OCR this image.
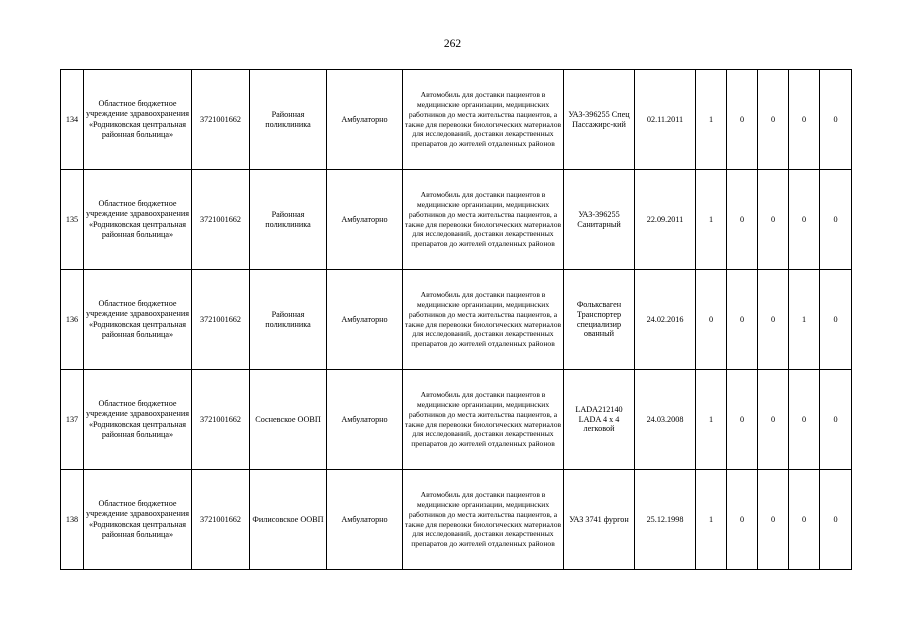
262
134	Областное бюджетное учреждение здравоохранения «Родниковская центральная районная больница»	3721001662	Районная поликлиника	Амбулаторно	Автомобиль для доставки пациентов в медицинские организации, медицинских работников до места жительства пациентов, а также для перевозки биологических материалов для исследований, доставки лекарственных препаратов до жителей отдаленных районов	УАЗ-396255 Спец Пассажирс-кий	02.11.2011	1	0	0	0	0
135	Областное бюджетное учреждение здравоохранения «Родниковская центральная районная больница»	3721001662	Районная поликлиника	Амбулаторно	Автомобиль для доставки пациентов в медицинские организации, медицинских работников до места жительства пациентов, а также для перевозки биологических материалов для исследований, доставки лекарственных препаратов до жителей отдаленных районов	УАЗ-396255 Санитарный	22.09.2011	1	0	0	0	0
136	Областное бюджетное учреждение здравоохранения «Родниковская центральная районная больница»	3721001662	Районная поликлиника	Амбулаторно	Автомобиль для доставки пациентов в медицинские организации, медицинских работников до места жительства пациентов, а также для перевозки биологических материалов для исследований, доставки лекарственных препаратов до жителей отдаленных районов	Фольксваген Транспортер специализир ованный	24.02.2016	0	0	0	1	0
137	Областное бюджетное учреждение здравоохранения «Родниковская центральная районная больница»	3721001662	Сосневское ООВП	Амбулаторно	Автомобиль для доставки пациентов в медицинские организации, медицинских работников до места жительства пациентов, а также для перевозки биологических материалов для исследований, доставки лекарственных препаратов до жителей отдаленных районов	LADA212140 LADA 4 x 4 легковой	24.03.2008	1	0	0	0	0
138	Областное бюджетное учреждение здравоохранения «Родниковская центральная районная больница»	3721001662	Филисовское ООВП	Амбулаторно	Автомобиль для доставки пациентов в медицинские организации, медицинских работников до места жительства пациентов, а также для перевозки биологических материалов для исследований, доставки лекарственных препаратов до жителей отдаленных районов	УАЗ 3741 фургон	25.12.1998	1	0	0	0	0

- [Task instructions]: Display every line of the listing that contains the string "ООВП".

- [Final result]:
137	Областное бюджетное учреждение здравоохранения «Родниковская центральная районная больница»	3721001662	Сосневское ООВП	Амбулаторно	Автомобиль для доставки пациентов в медицинские организации, медицинских работников до места жительства пациентов, а также для перевозки биологических материалов для исследований, доставки лекарственных препаратов до жителей отдаленных районов	LADA212140 LADA 4 x 4 легковой	24.03.2008	1	0	0	0	0
138	Областное бюджетное учреждение здравоохранения «Родниковская центральная районная больница»	3721001662	Филисовское ООВП	Амбулаторно	Автомобиль для доставки пациентов в медицинские организации, медицинских работников до места жительства пациентов, а также для перевозки биологических материалов для исследований, доставки лекарственных препаратов до жителей отдаленных районов	УАЗ 3741 фургон	25.12.1998	1	0	0	0	0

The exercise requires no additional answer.